## Start GIVEN DATA
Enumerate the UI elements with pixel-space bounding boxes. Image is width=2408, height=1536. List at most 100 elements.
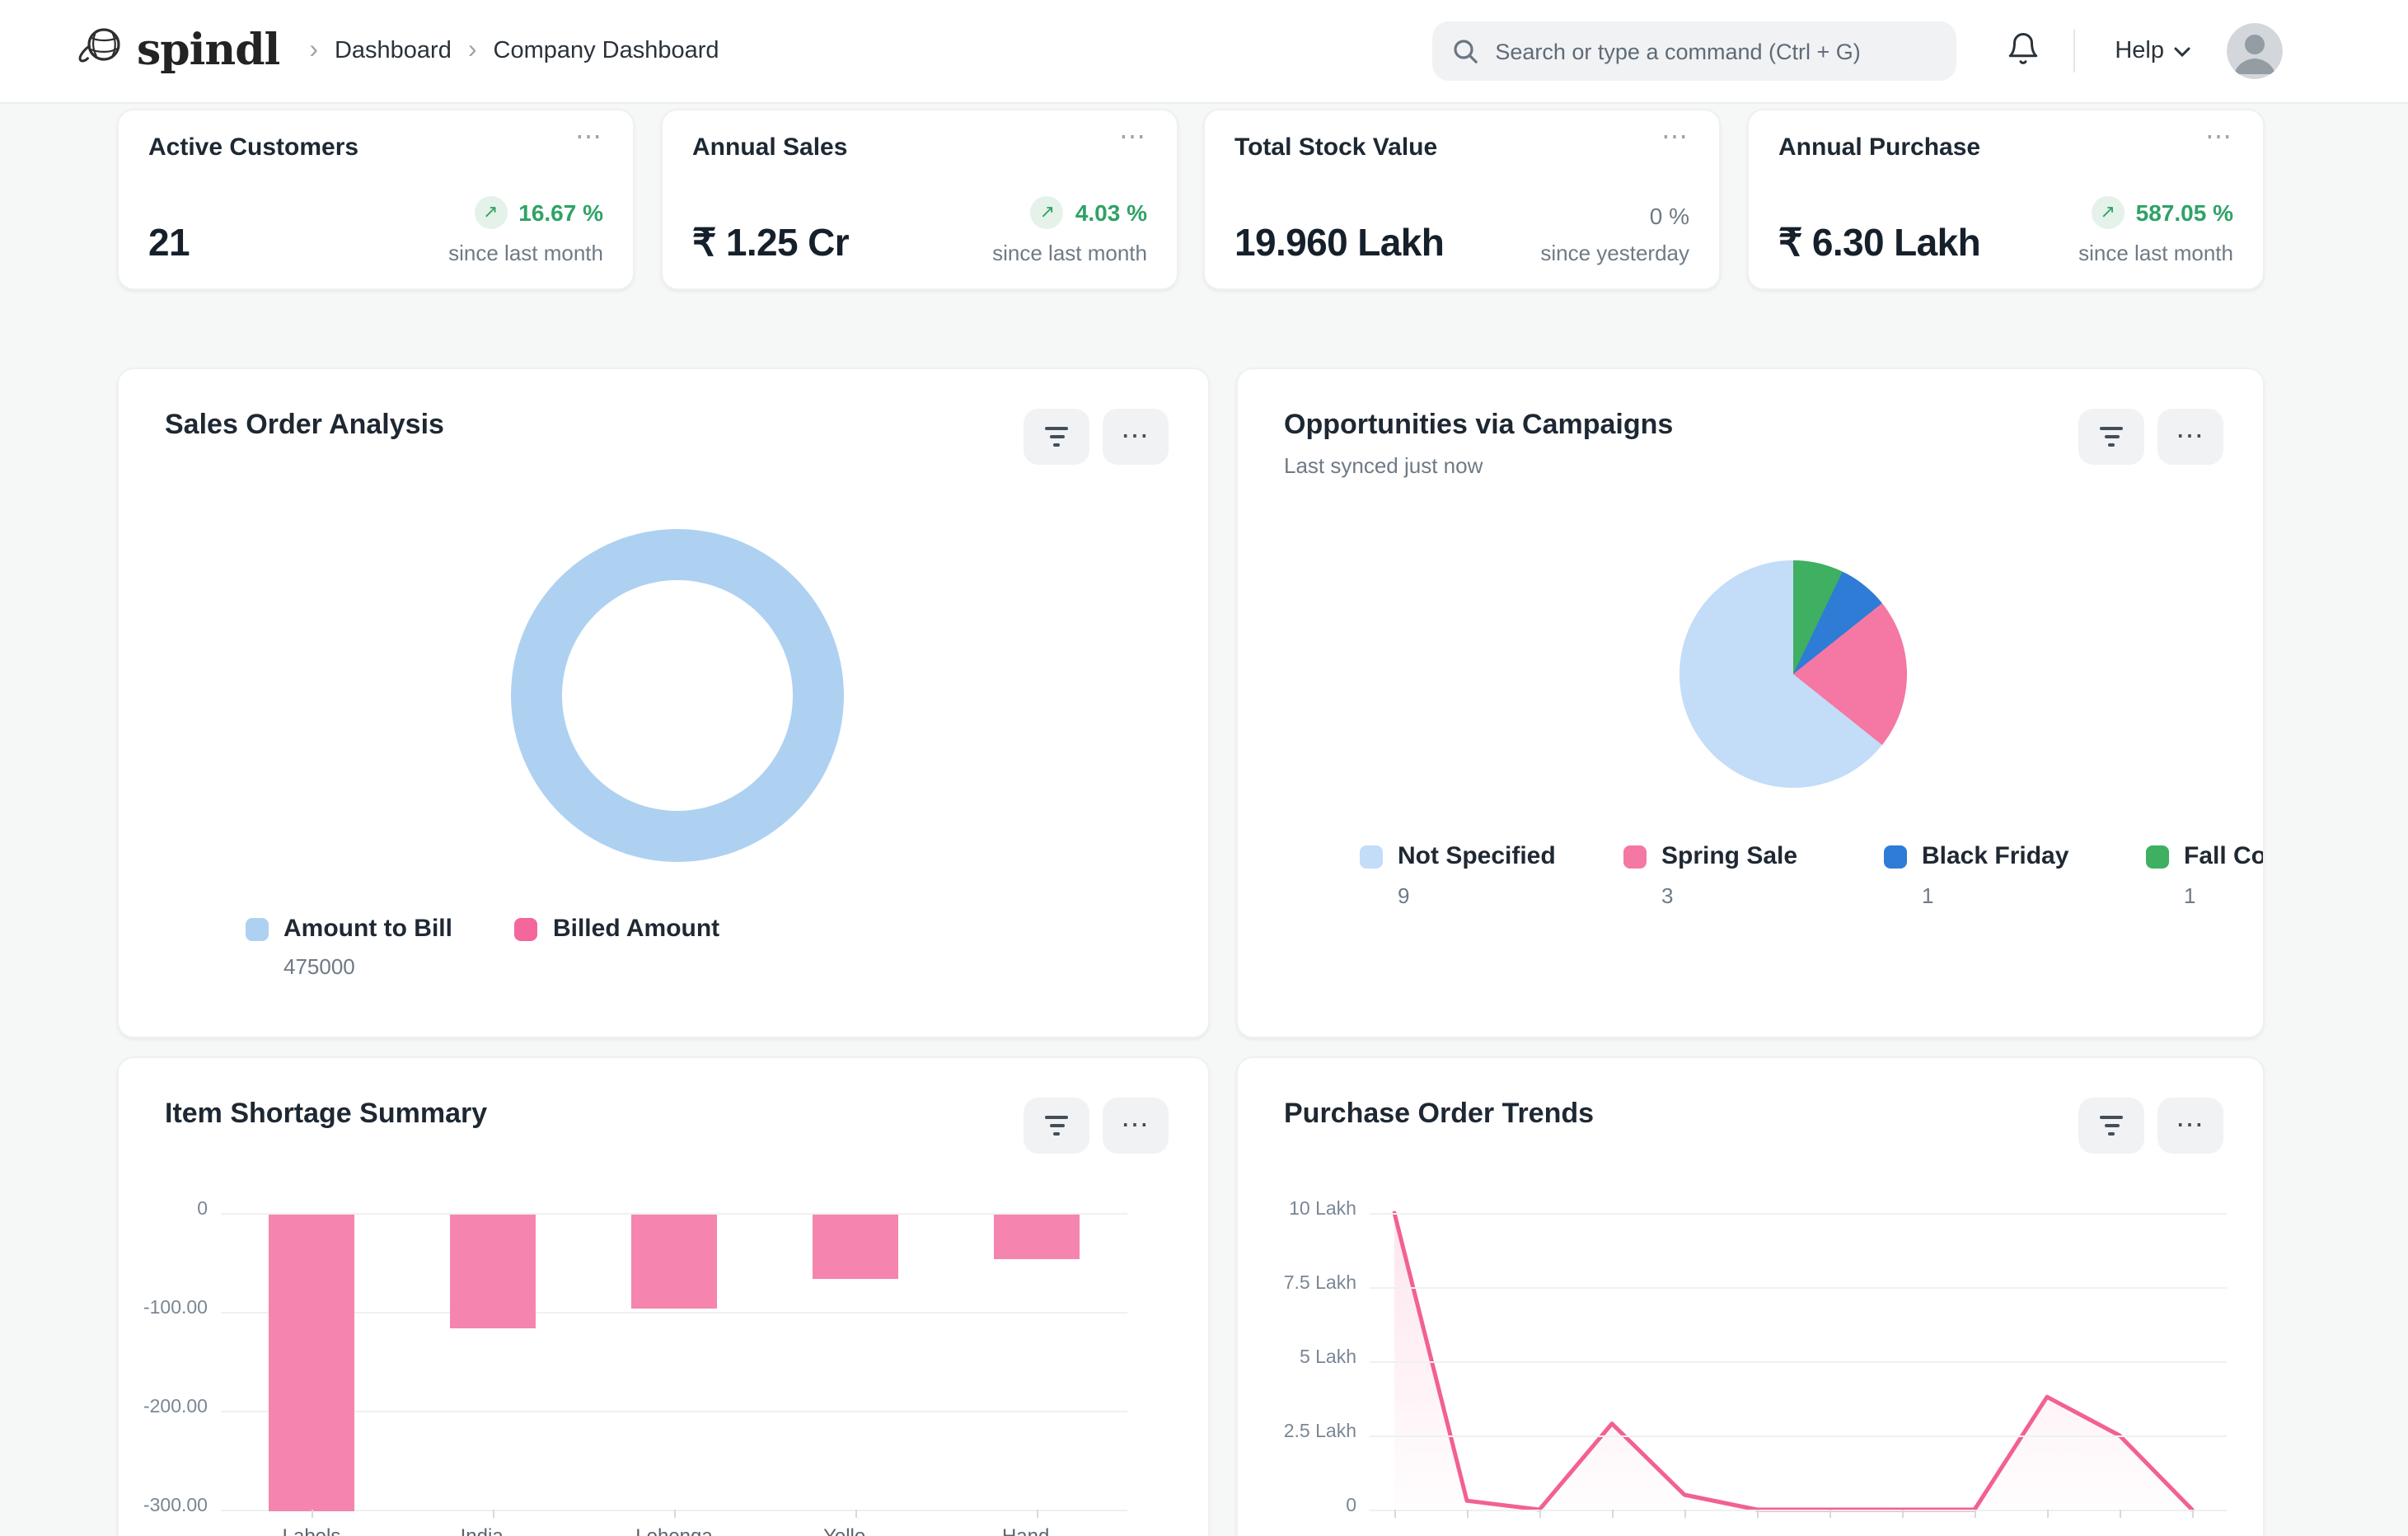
kpi-change: 0 %: [1649, 203, 1689, 229]
x-axis-label: ...: [2183, 1524, 2201, 1536]
card-title: Sales Order Analysis: [165, 409, 444, 440]
x-axis-label: ...: [2111, 1524, 2129, 1536]
trend-up-icon: ↗: [474, 196, 508, 229]
more-button[interactable]: ⋯: [1103, 409, 1169, 465]
notifications-button[interactable]: [2003, 28, 2044, 74]
breadcrumb: › Dashboard › Company Dashboard: [309, 36, 719, 64]
gridline: [221, 1312, 1127, 1314]
legend-item-fall-collection[interactable]: Fall Coll 1: [2146, 842, 2263, 908]
x-axis-label: ...: [1965, 1524, 1984, 1536]
x-axis-label: Labels: [282, 1524, 341, 1536]
filter-button[interactable]: [1024, 409, 1089, 465]
chevron-down-icon: [2174, 45, 2190, 57]
trend-line: [1392, 1211, 2195, 1512]
bar-India ...[interactable]: [450, 1215, 536, 1328]
legend-value: 1: [1922, 883, 1934, 908]
bell-icon: [2006, 31, 2040, 71]
more-button[interactable]: ⋯: [1103, 1098, 1169, 1154]
user-avatar[interactable]: [2227, 23, 2283, 79]
kpi-value: 21: [148, 221, 190, 264]
gridline: [1370, 1510, 2227, 1511]
y-axis-label: 2.5 Lakh: [1283, 1422, 1356, 1442]
bar-chart[interactable]: [221, 1213, 1127, 1511]
x-axis-label: ...: [1820, 1524, 1839, 1536]
y-axis-label: 5 Lakh: [1299, 1348, 1356, 1368]
y-axis-label: 10 Lakh: [1289, 1200, 1356, 1220]
search-icon: [1452, 38, 1478, 64]
x-axis-label: ...: [1603, 1524, 1621, 1536]
filter-icon: [2100, 427, 2123, 430]
trend-up-icon: ↗: [1030, 196, 1064, 229]
pie-chart[interactable]: [1680, 560, 1907, 788]
kpi-period: since last month: [2078, 241, 2233, 265]
x-axis-label: India ...: [460, 1524, 526, 1536]
x-axis-label: Lehenga: [635, 1524, 713, 1536]
y-axis-label: 0: [1346, 1496, 1356, 1516]
kpi-period: since last month: [992, 241, 1147, 265]
bar-Hand ...[interactable]: [994, 1215, 1080, 1259]
y-axis-label: 0: [197, 1200, 208, 1220]
donut-chart[interactable]: [511, 529, 844, 862]
legend-item-spring-sale[interactable]: Spring Sale 3: [1623, 842, 1871, 908]
filter-icon: [2100, 1116, 2123, 1119]
x-axis-label: ...: [1748, 1524, 1766, 1536]
filter-button[interactable]: [2078, 409, 2144, 465]
legend-item-amount-to-bill[interactable]: Amount to Bill: [246, 915, 452, 943]
kpi-title: Annual Sales: [692, 133, 848, 162]
search-input[interactable]: [1492, 37, 1937, 65]
item-shortage-summary-card: Item Shortage Summary ⋯ 0 -100.00 -200.00 -…: [117, 1056, 1210, 1536]
kpi-more-icon[interactable]: ⋯: [1119, 124, 1147, 152]
gridline: [221, 1213, 1127, 1215]
more-button[interactable]: ⋯: [2157, 1098, 2223, 1154]
line-chart-x-ticks: [1238, 1510, 2263, 1520]
bar-Yello ...[interactable]: [813, 1215, 898, 1279]
line-chart[interactable]: [1370, 1211, 2227, 1512]
y-axis-label: 7.5 Lakh: [1283, 1274, 1356, 1294]
x-axis-label: ...: [2038, 1524, 2056, 1536]
filter-icon: [1045, 1116, 1068, 1119]
legend-value: 9: [1398, 883, 1410, 908]
legend-swatch: [1623, 845, 1647, 868]
kpi-card-total-stock-value: Total Stock Value ⋯ 19.960 Lakh 0 % sinc…: [1203, 109, 1721, 290]
kpi-change: ↗ 16.67 %: [448, 196, 603, 229]
legend-swatch: [514, 917, 538, 940]
kpi-more-icon[interactable]: ⋯: [575, 124, 603, 152]
legend-swatch: [2146, 845, 2169, 868]
logo[interactable]: spindl: [76, 25, 280, 77]
more-button[interactable]: ⋯: [2157, 409, 2223, 465]
purchase-order-trends-card: Purchase Order Trends ⋯ 10 Lakh 7.5 Lakh 5…: [1236, 1056, 2265, 1536]
breadcrumb-company-dashboard[interactable]: Company Dashboard: [493, 38, 719, 64]
bar-Lehenga[interactable]: [631, 1215, 717, 1309]
filter-button[interactable]: [1024, 1098, 1089, 1154]
header-divider: [2073, 30, 2076, 73]
kpi-more-icon[interactable]: ⋯: [1661, 124, 1689, 152]
x-axis-label: Yello ...: [823, 1524, 888, 1536]
gridline: [1370, 1435, 2227, 1437]
last-synced-text: Last synced just now: [1284, 453, 1483, 478]
filter-button[interactable]: [2078, 1098, 2144, 1154]
breadcrumb-dashboard[interactable]: Dashboard: [334, 38, 452, 64]
chevron-right-icon: ›: [309, 36, 318, 64]
legend-value: 1: [2184, 883, 2196, 908]
kpi-more-icon[interactable]: ⋯: [2205, 124, 2233, 152]
global-search[interactable]: [1432, 21, 1957, 81]
x-axis-label: ...: [1458, 1524, 1476, 1536]
legend-item-black-friday[interactable]: Black Friday 1: [1884, 842, 2131, 908]
x-axis-label: ...: [1675, 1524, 1694, 1536]
kpi-title: Total Stock Value: [1234, 133, 1438, 162]
kpi-card-annual-sales: Annual Sales ⋯ ₹ 1.25 Cr ↗ 4.03 % since …: [661, 109, 1178, 290]
x-axis-label: ...: [1530, 1524, 1548, 1536]
filter-icon: [1045, 427, 1068, 430]
y-axis-label: -100.00: [143, 1299, 208, 1318]
legend-item-billed-amount[interactable]: Billed Amount: [514, 915, 719, 943]
help-menu[interactable]: Help: [2105, 36, 2200, 66]
bar-Labels[interactable]: [269, 1215, 354, 1511]
gridline: [1370, 1213, 2227, 1215]
legend-item-not-specified[interactable]: Not Specified 9: [1360, 842, 1610, 908]
yarn-ball-icon: [76, 25, 125, 77]
gridline: [1370, 1287, 2227, 1289]
kpi-title: Active Customers: [148, 133, 359, 162]
legend-value: 475000: [283, 954, 355, 979]
kpi-period: since last month: [448, 241, 603, 265]
kpi-value: 19.960 Lakh: [1234, 221, 1445, 264]
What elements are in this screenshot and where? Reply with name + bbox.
## End GIVEN DATA
• STATED EXERCISE: Copy the material above line for line, without changing a character, and leave out the picture.

• WRITTEN RESPONSE:
Enumerate the UI elements with pixel-space bounding boxes. Image is width=2408, height=1536. List at most 100 elements.
kpi-change: 0 %: [1649, 203, 1689, 229]
x-axis-label: ...: [2183, 1524, 2201, 1536]
card-title: Sales Order Analysis: [165, 409, 444, 440]
x-axis-label: ...: [2111, 1524, 2129, 1536]
trend-up-icon: ↗: [474, 196, 508, 229]
more-button[interactable]: ⋯: [1103, 409, 1169, 465]
notifications-button[interactable]: [2003, 28, 2044, 74]
breadcrumb: › Dashboard › Company Dashboard: [309, 36, 719, 64]
gridline: [221, 1312, 1127, 1314]
legend-item-fall-collection[interactable]: Fall Coll 1: [2146, 842, 2263, 908]
x-axis-label: ...: [1965, 1524, 1984, 1536]
x-axis-label: Labels: [282, 1524, 341, 1536]
filter-button[interactable]: [1024, 409, 1089, 465]
chevron-down-icon: [2174, 45, 2190, 57]
trend-line: [1392, 1211, 2195, 1512]
bar-India ...[interactable]: [450, 1215, 536, 1328]
legend-value: 1: [1922, 883, 1934, 908]
bell-icon: [2006, 31, 2040, 71]
more-button[interactable]: ⋯: [1103, 1098, 1169, 1154]
user-avatar[interactable]: [2227, 23, 2283, 79]
kpi-value: 21: [148, 221, 190, 264]
gridline: [1370, 1510, 2227, 1511]
y-axis-label: 2.5 Lakh: [1283, 1422, 1356, 1442]
bar-chart[interactable]: [221, 1213, 1127, 1511]
x-axis-label: ...: [1820, 1524, 1839, 1536]
y-axis-label: 5 Lakh: [1299, 1348, 1356, 1368]
y-axis-label: 10 Lakh: [1289, 1200, 1356, 1220]
search-icon: [1452, 38, 1478, 64]
x-axis-label: ...: [1603, 1524, 1621, 1536]
filter-icon: [2100, 427, 2123, 430]
trend-up-icon: ↗: [1030, 196, 1064, 229]
pie-chart[interactable]: [1680, 560, 1907, 788]
kpi-period: since last month: [2078, 241, 2233, 265]
x-axis-label: India ...: [460, 1524, 526, 1536]
x-axis-label: Lehenga: [635, 1524, 713, 1536]
y-axis-label: 0: [1346, 1496, 1356, 1516]
kpi-period: since last month: [992, 241, 1147, 265]
bar-Hand ...[interactable]: [994, 1215, 1080, 1259]
y-axis-label: 0: [197, 1200, 208, 1220]
donut-chart[interactable]: [511, 529, 844, 862]
legend-item-spring-sale[interactable]: Spring Sale 3: [1623, 842, 1871, 908]
filter-icon: [2100, 1116, 2123, 1119]
x-axis-label: ...: [1748, 1524, 1766, 1536]
filter-button[interactable]: [2078, 409, 2144, 465]
legend-item-amount-to-bill[interactable]: Amount to Bill: [246, 915, 452, 943]
kpi-title: Annual Sales: [692, 133, 848, 162]
search-input[interactable]: [1492, 37, 1937, 65]
item-shortage-summary-card: Item Shortage Summary ⋯ 0 -100.00 -200.00 -…: [117, 1056, 1210, 1536]
kpi-more-icon[interactable]: ⋯: [1119, 124, 1147, 152]
gridline: [221, 1213, 1127, 1215]
more-button[interactable]: ⋯: [2157, 1098, 2223, 1154]
line-chart-x-ticks: [1238, 1510, 2263, 1520]
bar-Yello ...[interactable]: [813, 1215, 898, 1279]
line-chart[interactable]: [1370, 1211, 2227, 1512]
y-axis-label: 7.5 Lakh: [1283, 1274, 1356, 1294]
x-axis-label: ...: [2038, 1524, 2056, 1536]
filter-icon: [1045, 1116, 1068, 1119]
legend-value: 9: [1398, 883, 1410, 908]
legend-swatch: [1623, 845, 1647, 868]
kpi-card-total-stock-value: Total Stock Value ⋯ 19.960 Lakh 0 % sinc…: [1203, 109, 1721, 290]
kpi-change: ↗ 16.67 %: [448, 196, 603, 229]
legend-swatch: [514, 917, 538, 940]
kpi-more-icon[interactable]: ⋯: [575, 124, 603, 152]
legend-swatch: [2146, 845, 2169, 868]
logo[interactable]: spindl: [76, 25, 280, 77]
more-button[interactable]: ⋯: [2157, 409, 2223, 465]
purchase-order-trends-card: Purchase Order Trends ⋯ 10 Lakh 7.5 Lakh 5…: [1236, 1056, 2265, 1536]
breadcrumb-company-dashboard[interactable]: Company Dashboard: [493, 38, 719, 64]
bar-Lehenga[interactable]: [631, 1215, 717, 1309]
filter-button[interactable]: [1024, 1098, 1089, 1154]
header-divider: [2073, 30, 2076, 73]
kpi-more-icon[interactable]: ⋯: [1661, 124, 1689, 152]
x-axis-label: Yello ...: [823, 1524, 888, 1536]
gridline: [1370, 1435, 2227, 1437]
last-synced-text: Last synced just now: [1284, 453, 1483, 478]
filter-button[interactable]: [2078, 1098, 2144, 1154]
breadcrumb-dashboard[interactable]: Dashboard: [334, 38, 452, 64]
chevron-right-icon: ›: [309, 36, 318, 64]
legend-value: 1: [2184, 883, 2196, 908]
kpi-more-icon[interactable]: ⋯: [2205, 124, 2233, 152]
global-search[interactable]: [1432, 21, 1957, 81]
x-axis-label: ...: [1458, 1524, 1476, 1536]
legend-item-black-friday[interactable]: Black Friday 1: [1884, 842, 2131, 908]
x-axis-label: ...: [1675, 1524, 1694, 1536]
kpi-title: Total Stock Value: [1234, 133, 1438, 162]
kpi-card-annual-sales: Annual Sales ⋯ ₹ 1.25 Cr ↗ 4.03 % since …: [661, 109, 1178, 290]
x-axis-label: ...: [1530, 1524, 1548, 1536]
filter-icon: [1045, 427, 1068, 430]
y-axis-label: -100.00: [143, 1299, 208, 1318]
legend-item-billed-amount[interactable]: Billed Amount: [514, 915, 719, 943]
help-menu[interactable]: Help: [2105, 36, 2200, 66]
bar-Labels[interactable]: [269, 1215, 354, 1511]
gridline: [1370, 1213, 2227, 1215]
legend-item-not-specified[interactable]: Not Specified 9: [1360, 842, 1610, 908]
yarn-ball-icon: [76, 25, 125, 77]
gridline: [1370, 1287, 2227, 1289]
kpi-title: Active Customers: [148, 133, 359, 162]
legend-value: 475000: [283, 954, 355, 979]
kpi-period: since last month: [448, 241, 603, 265]
kpi-value: 19.960 Lakh: [1234, 221, 1445, 264]
What elements are in this screenshot and where? Reply with name + bbox.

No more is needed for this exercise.